_Activity_
Copy out each line of the data that holds the word "thuốc".

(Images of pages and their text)

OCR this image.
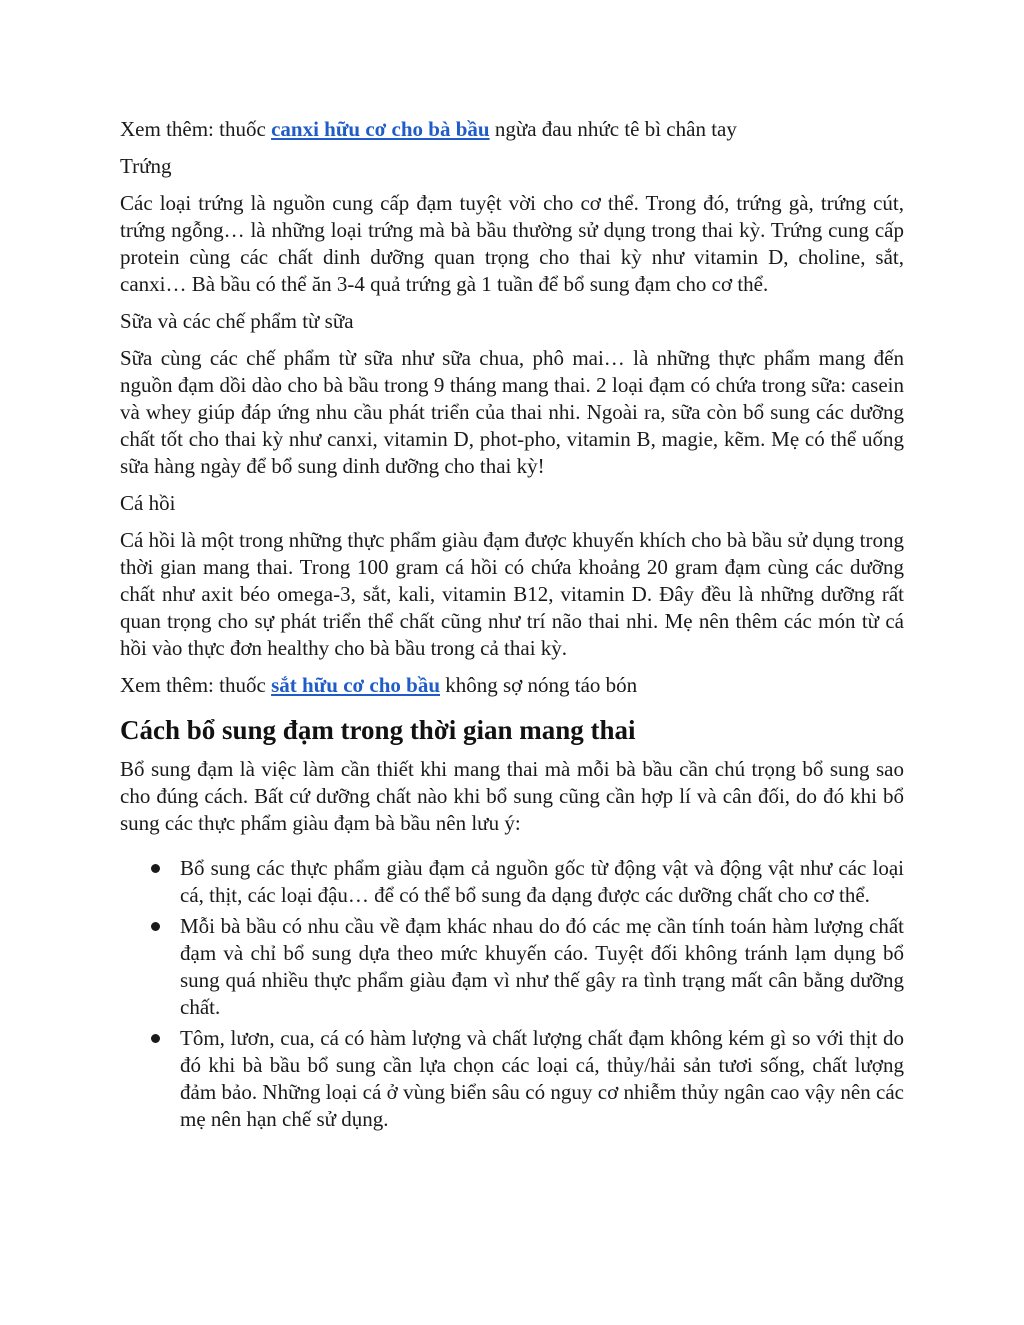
Xem thêm: thuốc canxi hữu cơ cho bà bầu ngừa đau nhức tê bì chân tay

Trứng

Các loại trứng là nguồn cung cấp đạm tuyệt vời cho cơ thể. Trong đó, trứng gà, trứng cút, trứng ngỗng… là những loại trứng mà bà bầu thường sử dụng trong thai kỳ. Trứng cung cấp protein cùng các chất dinh dưỡng quan trọng cho thai kỳ như vitamin D, choline, sắt, canxi… Bà bầu có thể ăn 3-4 quả trứng gà 1 tuần để bổ sung đạm cho cơ thể.

Sữa và các chế phẩm từ sữa

Sữa cùng các chế phẩm từ sữa như sữa chua, phô mai… là những thực phẩm mang đến nguồn đạm dồi dào cho bà bầu trong 9 tháng mang thai. 2 loại đạm có chứa trong sữa: casein và whey giúp đáp ứng nhu cầu phát triển của thai nhi. Ngoài ra, sữa còn bổ sung các dưỡng chất tốt cho thai kỳ như canxi, vitamin D, phot-pho, vitamin B, magie, kẽm. Mẹ có thể uống sữa hàng ngày để bổ sung dinh dưỡng cho thai kỳ!

Cá hồi

Cá hồi là một trong những thực phẩm giàu đạm được khuyến khích cho bà bầu sử dụng trong thời gian mang thai. Trong 100 gram cá hồi có chứa khoảng 20 gram đạm cùng các dưỡng chất như axit béo omega-3, sắt, kali, vitamin B12, vitamin D. Đây đều là những dưỡng rất quan trọng cho sự phát triển thể chất cũng như trí não thai nhi. Mẹ nên thêm các món từ cá hồi vào thực đơn healthy cho bà bầu trong cả thai kỳ.

Xem thêm: thuốc sắt hữu cơ cho bầu không sợ nóng táo bón

Cách bổ sung đạm trong thời gian mang thai

Bổ sung đạm là việc làm cần thiết khi mang thai mà mỗi bà bầu cần chú trọng bổ sung sao cho đúng cách. Bất cứ dưỡng chất nào khi bổ sung cũng cần hợp lí và cân đối, do đó khi bổ sung các thực phẩm giàu đạm bà bầu nên lưu ý:

Bổ sung các thực phẩm giàu đạm cả nguồn gốc từ động vật và động vật như các loại cá, thịt, các loại đậu… để có thể bổ sung đa dạng được các dưỡng chất cho cơ thể.
Mỗi bà bầu có nhu cầu về đạm khác nhau do đó các mẹ cần tính toán hàm lượng chất đạm và chỉ bổ sung dựa theo mức khuyến cáo. Tuyệt đối không tránh lạm dụng bổ sung quá nhiều thực phẩm giàu đạm vì như thế gây ra tình trạng mất cân bằng dưỡng chất.
Tôm, lươn, cua, cá có hàm lượng và chất lượng chất đạm không kém gì so với thịt do đó khi bà bầu bổ sung cần lựa chọn các loại cá, thủy/hải sản tươi sống, chất lượng đảm bảo. Những loại cá ở vùng biển sâu có nguy cơ nhiễm thủy ngân cao vậy nên các mẹ nên hạn chế sử dụng.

_Task output_
Xem thêm: thuốc canxi hữu cơ cho bà bầu ngừa đau nhức tê bì chân tay
Xem thêm: thuốc sắt hữu cơ cho bầu không sợ nóng táo bón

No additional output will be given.